[What the task asks] Copy every row below word for word, with no changes.
* begin Record excerpts *
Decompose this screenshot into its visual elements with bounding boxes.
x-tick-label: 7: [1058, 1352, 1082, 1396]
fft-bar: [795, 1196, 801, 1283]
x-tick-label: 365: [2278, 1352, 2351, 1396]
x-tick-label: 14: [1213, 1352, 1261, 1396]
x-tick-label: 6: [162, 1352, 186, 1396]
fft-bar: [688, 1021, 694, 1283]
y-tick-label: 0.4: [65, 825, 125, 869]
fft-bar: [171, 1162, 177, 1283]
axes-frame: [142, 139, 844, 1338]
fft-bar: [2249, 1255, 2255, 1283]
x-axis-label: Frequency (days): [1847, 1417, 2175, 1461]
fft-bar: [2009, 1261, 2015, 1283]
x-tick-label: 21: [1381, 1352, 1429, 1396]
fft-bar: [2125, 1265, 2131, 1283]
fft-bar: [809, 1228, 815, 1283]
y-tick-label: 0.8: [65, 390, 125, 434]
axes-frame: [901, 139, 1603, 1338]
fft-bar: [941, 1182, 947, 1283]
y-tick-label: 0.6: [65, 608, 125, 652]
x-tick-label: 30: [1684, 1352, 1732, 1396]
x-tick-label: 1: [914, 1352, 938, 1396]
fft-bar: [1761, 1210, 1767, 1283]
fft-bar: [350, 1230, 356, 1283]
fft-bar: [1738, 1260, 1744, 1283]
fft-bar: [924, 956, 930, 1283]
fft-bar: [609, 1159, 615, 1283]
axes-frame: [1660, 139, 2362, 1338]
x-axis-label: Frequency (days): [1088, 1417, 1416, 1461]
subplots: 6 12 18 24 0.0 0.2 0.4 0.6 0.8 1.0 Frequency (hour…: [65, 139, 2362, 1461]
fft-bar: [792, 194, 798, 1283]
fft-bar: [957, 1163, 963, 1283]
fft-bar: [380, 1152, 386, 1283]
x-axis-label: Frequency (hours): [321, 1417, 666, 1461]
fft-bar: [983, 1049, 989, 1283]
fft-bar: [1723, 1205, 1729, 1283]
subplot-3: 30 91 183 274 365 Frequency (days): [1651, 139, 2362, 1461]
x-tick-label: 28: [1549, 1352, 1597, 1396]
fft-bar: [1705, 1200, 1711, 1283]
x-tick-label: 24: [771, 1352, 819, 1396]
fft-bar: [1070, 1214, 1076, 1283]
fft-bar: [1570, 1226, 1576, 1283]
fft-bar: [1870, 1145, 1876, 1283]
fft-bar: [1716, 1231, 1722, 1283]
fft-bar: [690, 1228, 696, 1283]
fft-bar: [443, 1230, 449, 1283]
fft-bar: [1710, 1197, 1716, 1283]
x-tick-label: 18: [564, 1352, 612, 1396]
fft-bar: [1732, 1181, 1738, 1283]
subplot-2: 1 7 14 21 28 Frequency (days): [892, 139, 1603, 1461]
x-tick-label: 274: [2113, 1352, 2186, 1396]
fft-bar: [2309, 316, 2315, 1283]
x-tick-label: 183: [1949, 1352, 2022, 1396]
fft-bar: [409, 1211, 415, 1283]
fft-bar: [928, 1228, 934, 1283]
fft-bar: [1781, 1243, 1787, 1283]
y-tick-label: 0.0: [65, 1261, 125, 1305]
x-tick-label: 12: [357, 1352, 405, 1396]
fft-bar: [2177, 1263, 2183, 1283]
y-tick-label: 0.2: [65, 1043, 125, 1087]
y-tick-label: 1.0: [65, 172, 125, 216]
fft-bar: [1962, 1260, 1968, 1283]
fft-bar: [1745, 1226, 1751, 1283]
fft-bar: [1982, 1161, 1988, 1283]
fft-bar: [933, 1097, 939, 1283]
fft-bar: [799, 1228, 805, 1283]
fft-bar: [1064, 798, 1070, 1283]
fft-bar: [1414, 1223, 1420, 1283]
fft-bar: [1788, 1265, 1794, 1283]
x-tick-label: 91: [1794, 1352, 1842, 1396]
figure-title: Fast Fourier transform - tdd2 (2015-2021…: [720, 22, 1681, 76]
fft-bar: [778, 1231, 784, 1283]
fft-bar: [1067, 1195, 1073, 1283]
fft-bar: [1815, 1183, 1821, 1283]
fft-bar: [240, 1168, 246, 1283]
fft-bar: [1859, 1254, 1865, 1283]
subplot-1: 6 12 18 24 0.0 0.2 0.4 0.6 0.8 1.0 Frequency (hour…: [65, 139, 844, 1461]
* end Record excerpts *
[The solution]
Decompose this screenshot into its visual elements with bounding boxes.
x-tick-label: 7: [1058, 1352, 1082, 1396]
fft-bar: [795, 1196, 801, 1283]
x-tick-label: 365: [2278, 1352, 2351, 1396]
x-tick-label: 14: [1213, 1352, 1261, 1396]
x-tick-label: 6: [162, 1352, 186, 1396]
fft-bar: [688, 1021, 694, 1283]
y-tick-label: 0.4: [65, 825, 125, 869]
fft-bar: [171, 1162, 177, 1283]
axes-frame: [142, 139, 844, 1338]
fft-bar: [2249, 1255, 2255, 1283]
x-axis-label: Frequency (days): [1847, 1417, 2175, 1461]
fft-bar: [2009, 1261, 2015, 1283]
x-tick-label: 21: [1381, 1352, 1429, 1396]
fft-bar: [2125, 1265, 2131, 1283]
fft-bar: [809, 1228, 815, 1283]
y-tick-label: 0.8: [65, 390, 125, 434]
axes-frame: [901, 139, 1603, 1338]
fft-bar: [941, 1182, 947, 1283]
y-tick-label: 0.6: [65, 608, 125, 652]
x-tick-label: 30: [1684, 1352, 1732, 1396]
x-tick-label: 1: [914, 1352, 938, 1396]
fft-bar: [1761, 1210, 1767, 1283]
fft-bar: [350, 1230, 356, 1283]
fft-bar: [1738, 1260, 1744, 1283]
fft-bar: [924, 956, 930, 1283]
fft-bar: [609, 1159, 615, 1283]
axes-frame: [1660, 139, 2362, 1338]
x-axis-label: Frequency (days): [1088, 1417, 1416, 1461]
subplots: 6 12 18 24 0.0 0.2 0.4 0.6 0.8 1.0 Frequency (hour…: [65, 139, 2362, 1461]
fft-bar: [792, 194, 798, 1283]
fft-bar: [957, 1163, 963, 1283]
fft-bar: [380, 1152, 386, 1283]
x-axis-label: Frequency (hours): [321, 1417, 666, 1461]
fft-bar: [983, 1049, 989, 1283]
fft-bar: [1723, 1205, 1729, 1283]
subplot-3: 30 91 183 274 365 Frequency (days): [1651, 139, 2362, 1461]
x-tick-label: 28: [1549, 1352, 1597, 1396]
fft-bar: [1705, 1200, 1711, 1283]
x-tick-label: 24: [771, 1352, 819, 1396]
fft-bar: [1070, 1214, 1076, 1283]
fft-bar: [1570, 1226, 1576, 1283]
fft-bar: [1870, 1145, 1876, 1283]
fft-bar: [1716, 1231, 1722, 1283]
fft-bar: [690, 1228, 696, 1283]
fft-bar: [443, 1230, 449, 1283]
fft-bar: [1710, 1197, 1716, 1283]
x-tick-label: 18: [564, 1352, 612, 1396]
fft-bar: [1732, 1181, 1738, 1283]
subplot-2: 1 7 14 21 28 Frequency (days): [892, 139, 1603, 1461]
x-tick-label: 274: [2113, 1352, 2186, 1396]
fft-bar: [2309, 316, 2315, 1283]
x-tick-label: 183: [1949, 1352, 2022, 1396]
fft-bar: [409, 1211, 415, 1283]
fft-bar: [928, 1228, 934, 1283]
fft-bar: [1781, 1243, 1787, 1283]
y-tick-label: 0.0: [65, 1261, 125, 1305]
x-tick-label: 12: [357, 1352, 405, 1396]
fft-bar: [2177, 1263, 2183, 1283]
y-tick-label: 0.2: [65, 1043, 125, 1087]
y-tick-label: 1.0: [65, 172, 125, 216]
fft-bar: [1962, 1260, 1968, 1283]
fft-bar: [1745, 1226, 1751, 1283]
fft-bar: [1982, 1161, 1988, 1283]
fft-bar: [933, 1097, 939, 1283]
fft-bar: [799, 1228, 805, 1283]
fft-bar: [1064, 798, 1070, 1283]
fft-bar: [1414, 1223, 1420, 1283]
fft-bar: [1788, 1265, 1794, 1283]
x-tick-label: 91: [1794, 1352, 1842, 1396]
figure-title: Fast Fourier transform - tdd2 (2015-2021…: [720, 22, 1681, 76]
fft-bar: [778, 1231, 784, 1283]
fft-bar: [1067, 1195, 1073, 1283]
fft-bar: [1815, 1183, 1821, 1283]
fft-bar: [240, 1168, 246, 1283]
fft-bar: [1859, 1254, 1865, 1283]
subplot-1: 6 12 18 24 0.0 0.2 0.4 0.6 0.8 1.0 Frequency (hour…: [65, 139, 844, 1461]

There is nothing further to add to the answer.